● Problem description
Take every line from the listing below that includes "color" and copy it.
[Start Data rows]
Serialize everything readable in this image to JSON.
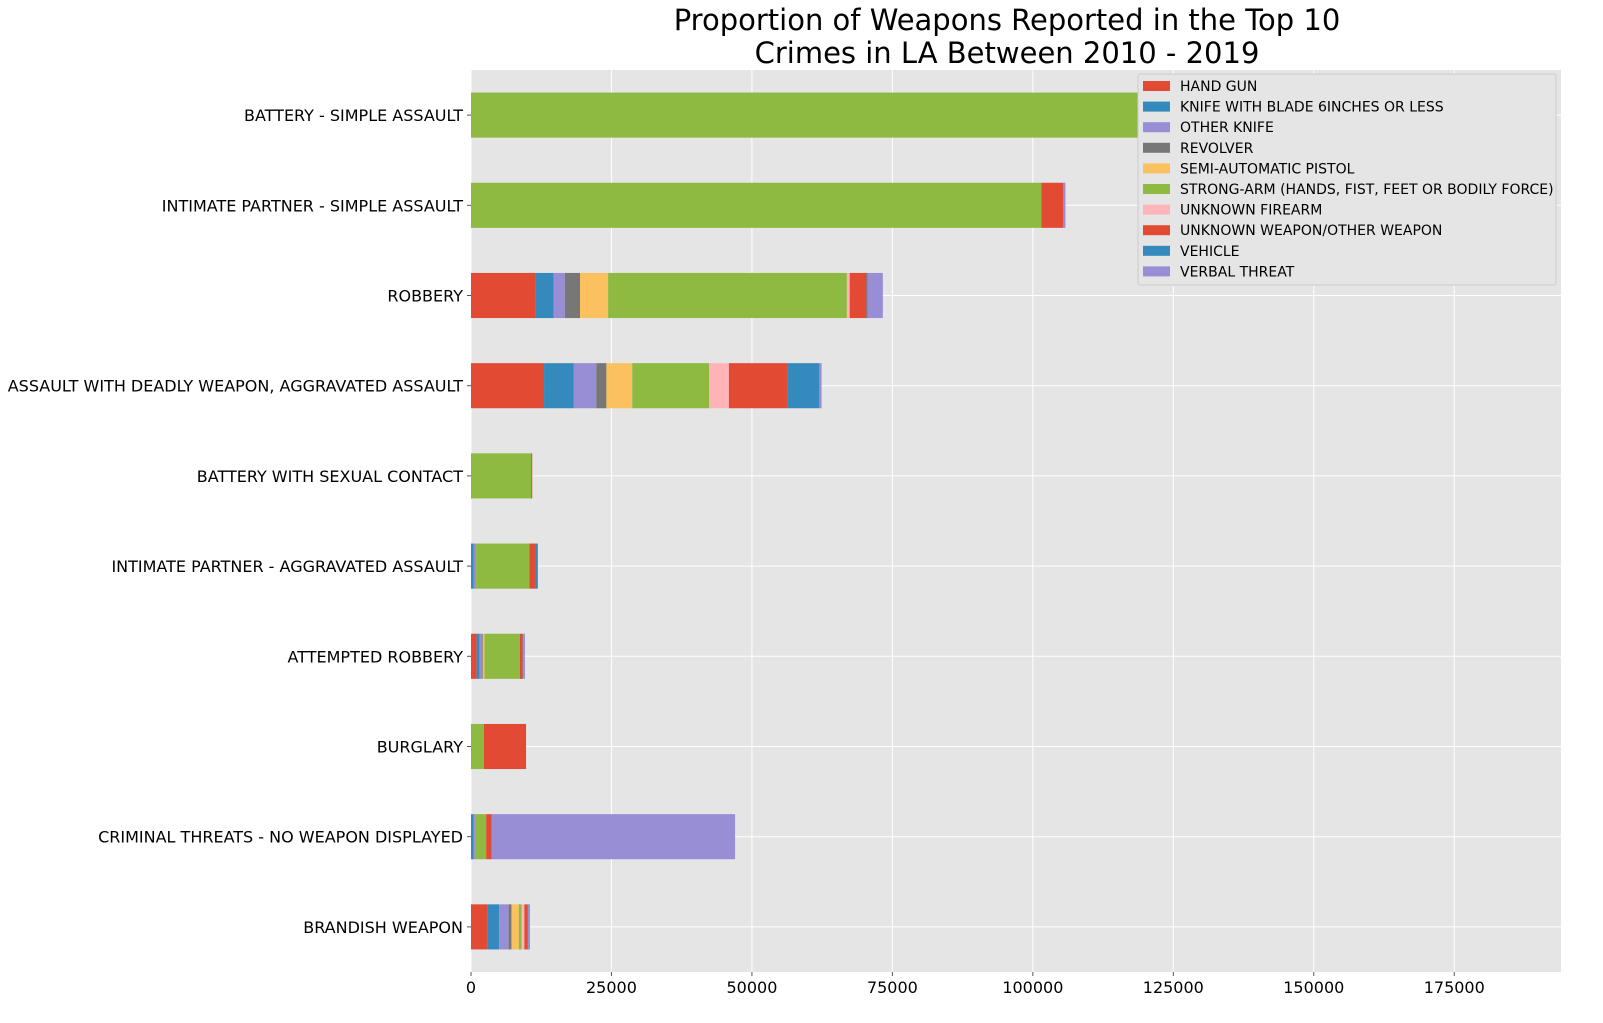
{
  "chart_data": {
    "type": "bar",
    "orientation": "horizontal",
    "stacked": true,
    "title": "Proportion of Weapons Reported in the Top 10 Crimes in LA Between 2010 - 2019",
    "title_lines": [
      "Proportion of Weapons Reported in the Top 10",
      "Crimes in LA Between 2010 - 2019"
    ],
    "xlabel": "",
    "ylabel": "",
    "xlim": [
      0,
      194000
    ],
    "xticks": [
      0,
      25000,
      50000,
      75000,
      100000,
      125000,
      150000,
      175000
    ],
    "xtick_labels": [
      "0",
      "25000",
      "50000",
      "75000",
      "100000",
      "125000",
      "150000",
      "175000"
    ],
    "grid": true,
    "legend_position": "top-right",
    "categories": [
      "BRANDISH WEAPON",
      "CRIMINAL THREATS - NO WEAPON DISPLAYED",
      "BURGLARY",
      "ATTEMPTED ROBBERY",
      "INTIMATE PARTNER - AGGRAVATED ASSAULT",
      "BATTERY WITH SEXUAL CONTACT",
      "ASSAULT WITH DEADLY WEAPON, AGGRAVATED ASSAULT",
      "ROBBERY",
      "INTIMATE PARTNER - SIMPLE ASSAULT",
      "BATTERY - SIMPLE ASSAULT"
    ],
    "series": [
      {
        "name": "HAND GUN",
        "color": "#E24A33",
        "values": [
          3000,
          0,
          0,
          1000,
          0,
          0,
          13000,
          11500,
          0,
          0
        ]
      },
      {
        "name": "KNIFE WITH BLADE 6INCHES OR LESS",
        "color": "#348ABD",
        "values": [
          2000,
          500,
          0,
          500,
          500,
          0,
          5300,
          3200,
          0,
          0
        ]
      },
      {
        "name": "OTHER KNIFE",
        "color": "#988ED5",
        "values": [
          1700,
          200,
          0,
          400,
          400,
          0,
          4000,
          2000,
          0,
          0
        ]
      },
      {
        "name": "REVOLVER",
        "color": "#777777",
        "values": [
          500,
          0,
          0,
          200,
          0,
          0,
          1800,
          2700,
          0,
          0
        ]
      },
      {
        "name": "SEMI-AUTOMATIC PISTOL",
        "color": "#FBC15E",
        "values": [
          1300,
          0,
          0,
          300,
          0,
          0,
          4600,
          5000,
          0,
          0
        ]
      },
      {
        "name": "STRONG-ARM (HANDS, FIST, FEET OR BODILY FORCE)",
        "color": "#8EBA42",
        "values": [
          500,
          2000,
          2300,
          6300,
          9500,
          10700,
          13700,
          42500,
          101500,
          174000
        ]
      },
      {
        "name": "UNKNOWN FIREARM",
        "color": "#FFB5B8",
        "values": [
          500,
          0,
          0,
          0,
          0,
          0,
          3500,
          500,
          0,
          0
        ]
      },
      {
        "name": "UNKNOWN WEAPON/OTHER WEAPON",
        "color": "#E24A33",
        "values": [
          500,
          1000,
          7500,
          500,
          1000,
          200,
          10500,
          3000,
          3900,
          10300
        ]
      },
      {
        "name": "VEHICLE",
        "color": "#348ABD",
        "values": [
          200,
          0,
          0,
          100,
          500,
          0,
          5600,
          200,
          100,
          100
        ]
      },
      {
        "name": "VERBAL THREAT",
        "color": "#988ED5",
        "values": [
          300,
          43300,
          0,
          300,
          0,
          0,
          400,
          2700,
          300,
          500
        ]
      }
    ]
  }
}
[End Data rows]
● Exercise answer
        "color": "#E24A33",
        "color": "#348ABD",
        "color": "#988ED5",
        "color": "#777777",
        "color": "#FBC15E",
        "color": "#8EBA42",
        "color": "#FFB5B8",
        "color": "#E24A33",
        "color": "#348ABD",
        "color": "#988ED5",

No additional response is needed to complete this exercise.